# start of DATA FOR THIS TASK
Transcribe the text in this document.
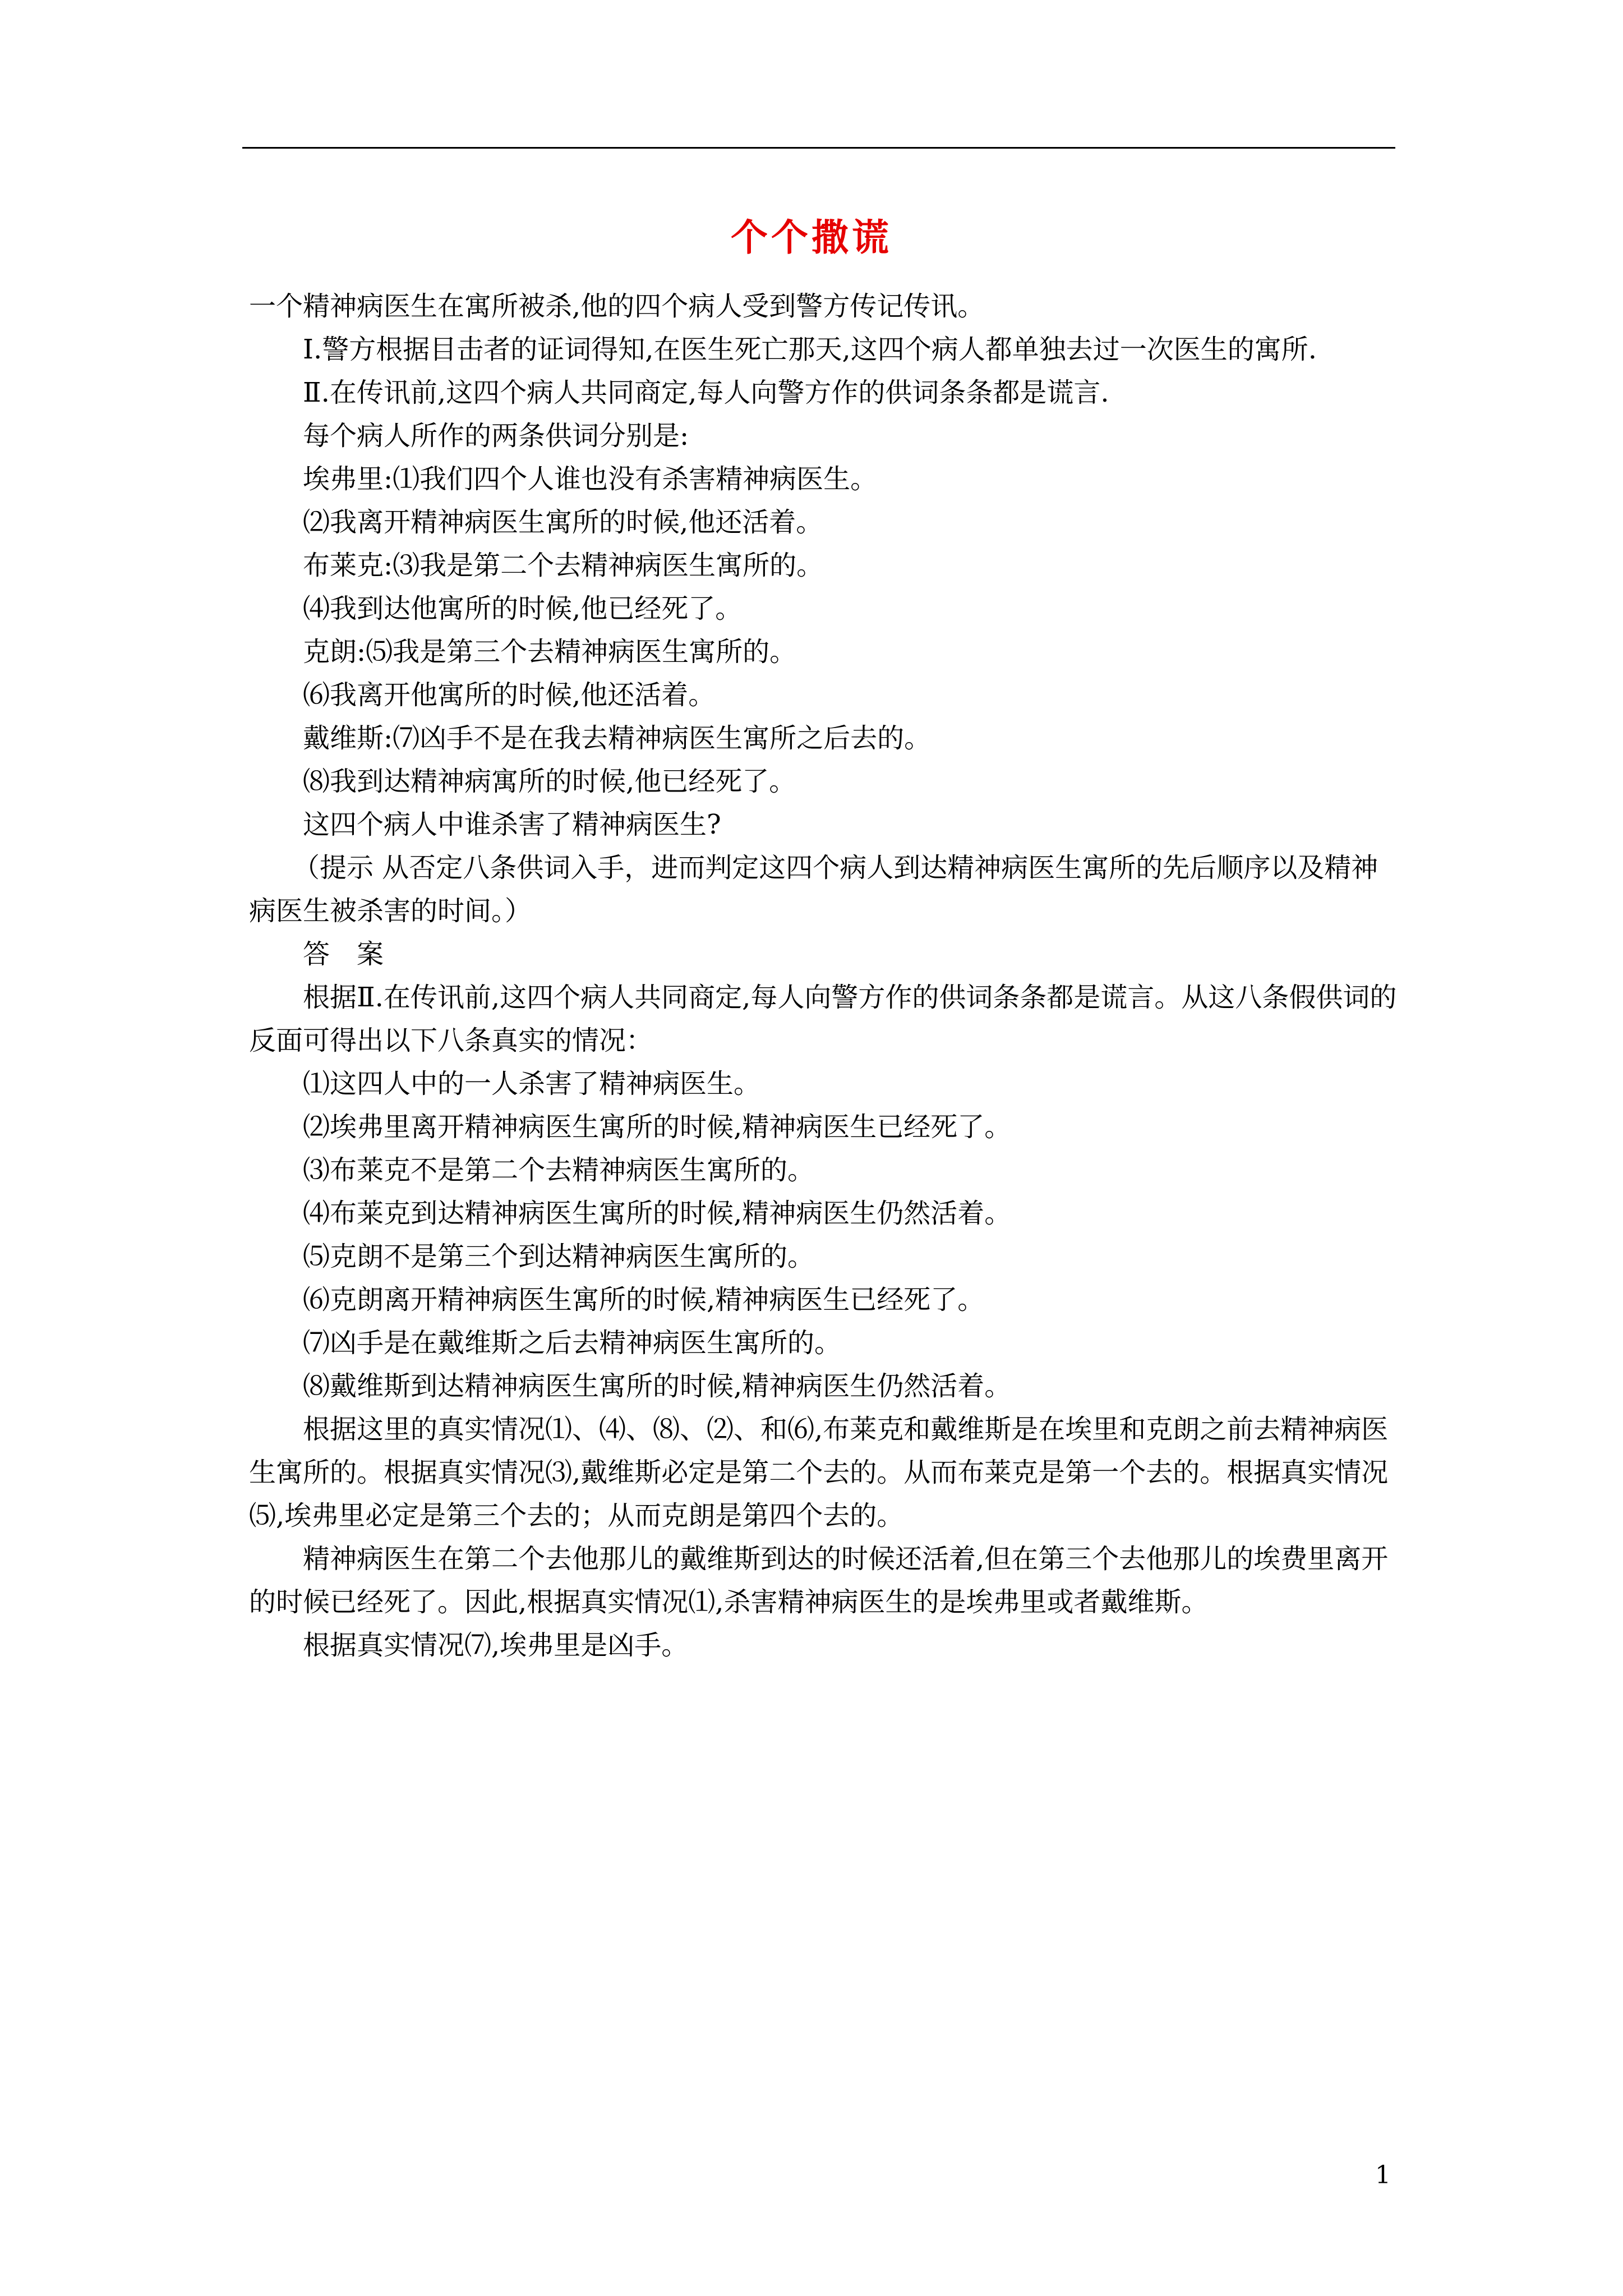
个个撒谎

一个精神病医生在寓所被杀,他的四个病人受到警方传记传讯。

Ⅰ.警方根据目击者的证词得知,在医生死亡那天,这四个病人都单独去过一次医生的寓所.

Ⅱ.在传讯前,这四个病人共同商定,每人向警方作的供词条条都是谎言.

每个病人所作的两条供词分别是:

埃弗里:⑴我们四个人谁也没有杀害精神病医生。

⑵我离开精神病医生寓所的时候,他还活着。

布莱克:⑶我是第二个去精神病医生寓所的。

⑷我到达他寓所的时候,他已经死了。

克朗:⑸我是第三个去精神病医生寓所的。

⑹我离开他寓所的时候,他还活着。

戴维斯:⑺凶手不是在我去精神病医生寓所之后去的。

⑻我到达精神病寓所的时候,他已经死了。

这四个病人中谁杀害了精神病医生?

（提示 从否定八条供词入手，进而判定这四个病人到达精神病医生寓所的先后顺序以及精神病医生被杀害的时间。）

答　案

根据Ⅱ.在传讯前,这四个病人共同商定,每人向警方作的供词条条都是谎言。从这八条假供词的反面可得出以下八条真实的情况：

⑴这四人中的一人杀害了精神病医生。

⑵埃弗里离开精神病医生寓所的时候,精神病医生已经死了。

⑶布莱克不是第二个去精神病医生寓所的。

⑷布莱克到达精神病医生寓所的时候,精神病医生仍然活着。

⑸克朗不是第三个到达精神病医生寓所的。

⑹克朗离开精神病医生寓所的时候,精神病医生已经死了。

⑺凶手是在戴维斯之后去精神病医生寓所的。

⑻戴维斯到达精神病医生寓所的时候,精神病医生仍然活着。

根据这里的真实情况⑴、⑷、⑻、⑵、和⑹,布莱克和戴维斯是在埃里和克朗之前去精神病医生寓所的。根据真实情况⑶,戴维斯必定是第二个去的。从而布莱克是第一个去的。根据真实情况⑸,埃弗里必定是第三个去的；从而克朗是第四个去的。

精神病医生在第二个去他那儿的戴维斯到达的时候还活着,但在第三个去他那儿的埃费里离开的时候已经死了。因此,根据真实情况⑴,杀害精神病医生的是埃弗里或者戴维斯。

根据真实情况⑺,埃弗里是凶手。

1
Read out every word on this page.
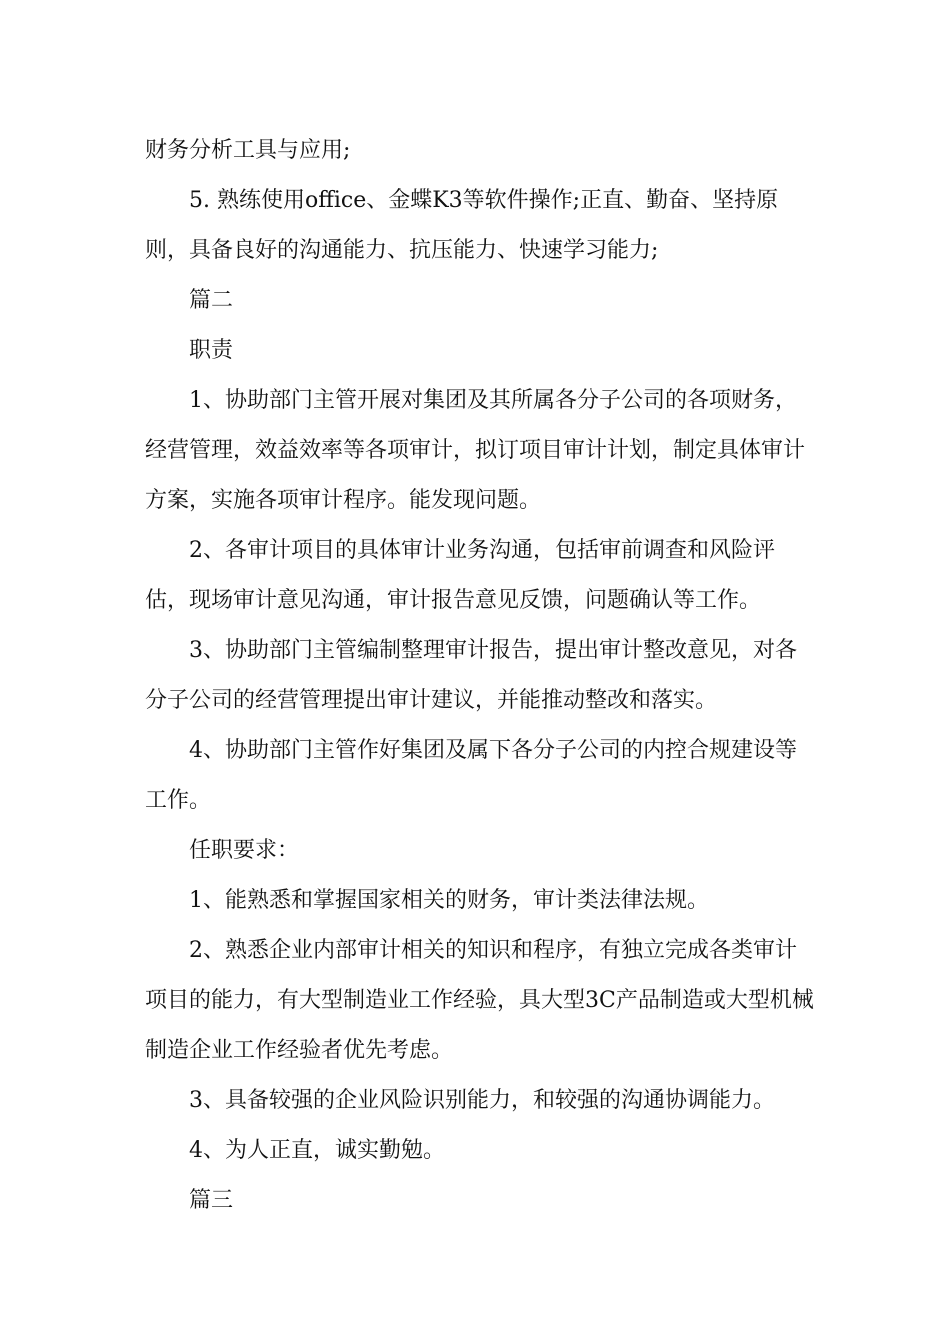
财务分析工具与应用;

5. 熟练使用office、金蝶K3等软件操作;正直、勤奋、坚持原则，具备良好的沟通能力、抗压能力、快速学习能力;

篇二

职责

1、协助部门主管开展对集团及其所属各分子公司的各项财务，经营管理，效益效率等各项审计，拟订项目审计计划，制定具体审计方案，实施各项审计程序。能发现问题。

2、各审计项目的具体审计业务沟通，包括审前调查和风险评估，现场审计意见沟通，审计报告意见反馈，问题确认等工作。

3、协助部门主管编制整理审计报告，提出审计整改意见，对各分子公司的经营管理提出审计建议，并能推动整改和落实。

4、协助部门主管作好集团及属下各分子公司的内控合规建设等工作。

任职要求：

1、能熟悉和掌握国家相关的财务，审计类法律法规。

2、熟悉企业内部审计相关的知识和程序，有独立完成各类审计项目的能力，有大型制造业工作经验，具大型3C产品制造或大型机械制造企业工作经验者优先考虑。

3、具备较强的企业风险识别能力，和较强的沟通协调能力。

4、为人正直，诚实勤勉。

篇三
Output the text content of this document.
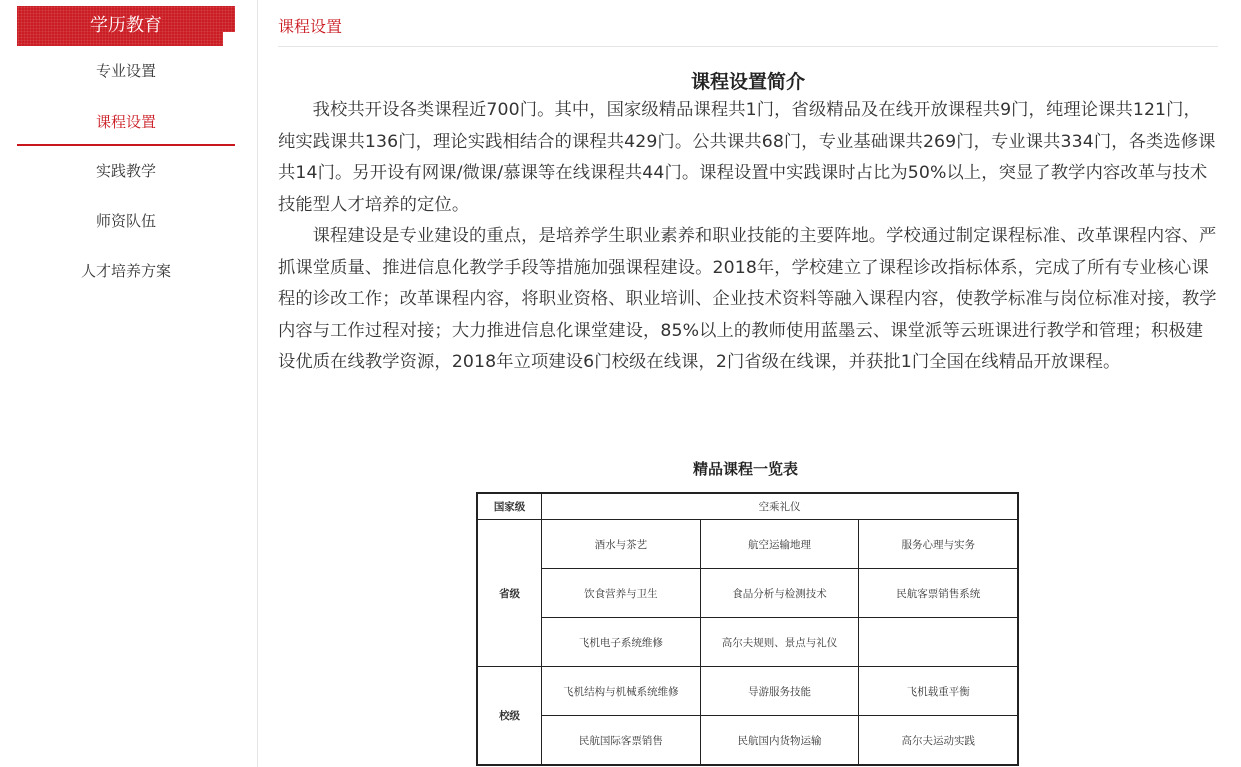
学历教育
专业设置
课程设置
实践教学
师资队伍
人才培养方案
课程设置
课程设置简介

我校共开设各类课程近700门。其中，国家级精品课程共1门，省级精品及在线开放课程共9门，纯理论课共121门，纯实践课共136门，理论实践相结合的课程共429门。公共课共68门，专业基础课共269门，专业课共334门，各类选修课共14门。另开设有网课/微课/慕课等在线课程共44门。课程设置中实践课时占比为50%以上，突显了教学内容改革与技术技能型人才培养的定位。

课程建设是专业建设的重点，是培养学生职业素养和职业技能的主要阵地。学校通过制定课程标准、改革课程内容、严抓课堂质量、推进信息化教学手段等措施加强课程建设。2018年，学校建立了课程诊改指标体系，完成了所有专业核心课程的诊改工作；改革课程内容，将职业资格、职业培训、企业技术资料等融入课程内容，使教学标准与岗位标准对接，教学内容与工作过程对接；大力推进信息化课堂建设，85%以上的教师使用蓝墨云、课堂派等云班课进行教学和管理；积极建设优质在线教学资源，2018年立项建设6门校级在线课，2门省级在线课，并获批1门全国在线精品开放课程。

精品课程一览表
国家级	空乘礼仪		
省级	酒水与茶艺	航空运输地理	服务心理与实务
	饮食营养与卫生	食品分析与检测技术	民航客票销售系统
	飞机电子系统维修	高尔夫规则、景点与礼仪	
校级	飞机结构与机械系统维修	导游服务技能	飞机载重平衡
	民航国际客票销售	民航国内货物运输	高尔夫运动实践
# end of DATA FOR THIS TASK
Gather from the records above every line containing the string "document".

Transcribe the text in this document.
Output the text content of this document.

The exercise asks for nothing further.